## THE TASK
Report each line of the data below that contains the string "panel", copying every such line in full.

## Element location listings
########################################
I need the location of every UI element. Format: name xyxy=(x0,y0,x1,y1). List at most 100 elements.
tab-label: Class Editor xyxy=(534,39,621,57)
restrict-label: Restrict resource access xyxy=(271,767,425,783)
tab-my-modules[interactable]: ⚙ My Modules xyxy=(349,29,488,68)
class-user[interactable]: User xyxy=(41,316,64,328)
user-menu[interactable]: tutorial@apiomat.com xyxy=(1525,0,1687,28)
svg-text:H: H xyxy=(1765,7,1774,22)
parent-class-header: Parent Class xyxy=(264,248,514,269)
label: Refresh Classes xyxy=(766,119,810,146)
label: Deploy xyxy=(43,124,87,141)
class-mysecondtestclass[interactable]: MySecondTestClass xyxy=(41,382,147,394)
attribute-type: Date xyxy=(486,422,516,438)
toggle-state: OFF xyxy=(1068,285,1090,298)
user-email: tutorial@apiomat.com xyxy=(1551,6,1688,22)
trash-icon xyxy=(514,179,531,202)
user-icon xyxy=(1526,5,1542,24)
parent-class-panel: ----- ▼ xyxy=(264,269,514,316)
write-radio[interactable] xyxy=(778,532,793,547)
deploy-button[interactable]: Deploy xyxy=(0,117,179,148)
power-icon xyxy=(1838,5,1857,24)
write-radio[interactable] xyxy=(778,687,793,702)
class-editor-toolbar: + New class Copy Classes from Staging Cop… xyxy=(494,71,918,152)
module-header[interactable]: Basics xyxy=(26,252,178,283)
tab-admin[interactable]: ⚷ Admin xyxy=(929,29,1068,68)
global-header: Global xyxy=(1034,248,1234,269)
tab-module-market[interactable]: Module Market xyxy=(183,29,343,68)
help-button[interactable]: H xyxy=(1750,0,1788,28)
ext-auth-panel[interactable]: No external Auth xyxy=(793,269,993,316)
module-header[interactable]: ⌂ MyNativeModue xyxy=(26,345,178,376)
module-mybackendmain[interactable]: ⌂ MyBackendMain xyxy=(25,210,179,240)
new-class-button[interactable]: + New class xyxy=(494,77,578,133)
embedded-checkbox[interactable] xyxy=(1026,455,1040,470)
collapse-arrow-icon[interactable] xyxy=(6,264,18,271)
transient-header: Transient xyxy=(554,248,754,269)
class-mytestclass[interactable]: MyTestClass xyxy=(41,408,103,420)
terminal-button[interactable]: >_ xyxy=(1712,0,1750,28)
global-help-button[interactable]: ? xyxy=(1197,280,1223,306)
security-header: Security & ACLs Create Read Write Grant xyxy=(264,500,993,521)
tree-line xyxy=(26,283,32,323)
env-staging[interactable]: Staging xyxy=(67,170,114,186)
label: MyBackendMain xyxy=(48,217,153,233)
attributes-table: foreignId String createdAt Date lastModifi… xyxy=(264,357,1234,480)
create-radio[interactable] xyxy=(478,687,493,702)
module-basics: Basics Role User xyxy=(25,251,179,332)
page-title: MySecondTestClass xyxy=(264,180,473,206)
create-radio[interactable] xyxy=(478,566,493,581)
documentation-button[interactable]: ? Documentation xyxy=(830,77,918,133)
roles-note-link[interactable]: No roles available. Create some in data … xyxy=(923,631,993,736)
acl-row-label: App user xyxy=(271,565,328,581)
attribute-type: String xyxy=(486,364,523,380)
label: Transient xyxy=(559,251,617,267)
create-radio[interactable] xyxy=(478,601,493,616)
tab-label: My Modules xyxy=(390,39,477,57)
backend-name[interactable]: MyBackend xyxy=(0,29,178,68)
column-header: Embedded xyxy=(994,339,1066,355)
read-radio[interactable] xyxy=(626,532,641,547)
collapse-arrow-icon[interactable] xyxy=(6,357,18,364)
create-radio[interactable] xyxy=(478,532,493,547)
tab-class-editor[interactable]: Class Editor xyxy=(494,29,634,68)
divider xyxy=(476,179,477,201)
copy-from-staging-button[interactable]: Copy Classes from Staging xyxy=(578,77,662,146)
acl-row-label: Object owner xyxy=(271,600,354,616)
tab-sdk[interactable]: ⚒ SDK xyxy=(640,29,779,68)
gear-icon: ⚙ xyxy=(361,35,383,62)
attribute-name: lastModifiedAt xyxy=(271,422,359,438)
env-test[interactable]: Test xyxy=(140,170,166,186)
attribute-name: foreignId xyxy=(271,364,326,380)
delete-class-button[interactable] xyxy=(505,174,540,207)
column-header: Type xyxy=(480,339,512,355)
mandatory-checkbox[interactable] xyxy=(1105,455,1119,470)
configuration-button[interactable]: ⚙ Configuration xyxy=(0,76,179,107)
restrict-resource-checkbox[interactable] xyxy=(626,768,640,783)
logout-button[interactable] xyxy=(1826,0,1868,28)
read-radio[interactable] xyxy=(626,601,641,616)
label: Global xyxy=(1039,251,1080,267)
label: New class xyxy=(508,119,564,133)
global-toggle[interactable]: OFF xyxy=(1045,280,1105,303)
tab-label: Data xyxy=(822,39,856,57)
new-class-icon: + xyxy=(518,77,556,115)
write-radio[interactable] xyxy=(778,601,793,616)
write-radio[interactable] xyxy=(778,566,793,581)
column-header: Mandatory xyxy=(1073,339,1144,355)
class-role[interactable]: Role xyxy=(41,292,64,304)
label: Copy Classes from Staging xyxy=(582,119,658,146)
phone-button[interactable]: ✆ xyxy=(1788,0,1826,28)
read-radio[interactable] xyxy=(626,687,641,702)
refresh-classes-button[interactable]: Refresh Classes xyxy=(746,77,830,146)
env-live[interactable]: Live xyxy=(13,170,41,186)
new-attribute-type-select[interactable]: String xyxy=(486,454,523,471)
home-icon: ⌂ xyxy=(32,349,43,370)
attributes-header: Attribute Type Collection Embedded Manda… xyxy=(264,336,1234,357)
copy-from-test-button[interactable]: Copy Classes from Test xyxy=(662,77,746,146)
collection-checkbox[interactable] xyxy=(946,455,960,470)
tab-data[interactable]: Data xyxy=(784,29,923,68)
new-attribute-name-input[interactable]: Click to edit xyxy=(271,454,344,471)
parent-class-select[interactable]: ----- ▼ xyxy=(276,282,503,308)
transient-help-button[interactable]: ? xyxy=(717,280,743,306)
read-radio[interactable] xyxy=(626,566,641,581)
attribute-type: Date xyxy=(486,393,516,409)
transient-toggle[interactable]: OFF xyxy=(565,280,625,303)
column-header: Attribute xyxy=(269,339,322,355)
########################################
## FINAL RESULT
parent-class-panel: ----- ▼ xyxy=(264,269,514,316)
ext-auth-panel[interactable]: No external Auth xyxy=(793,269,993,316)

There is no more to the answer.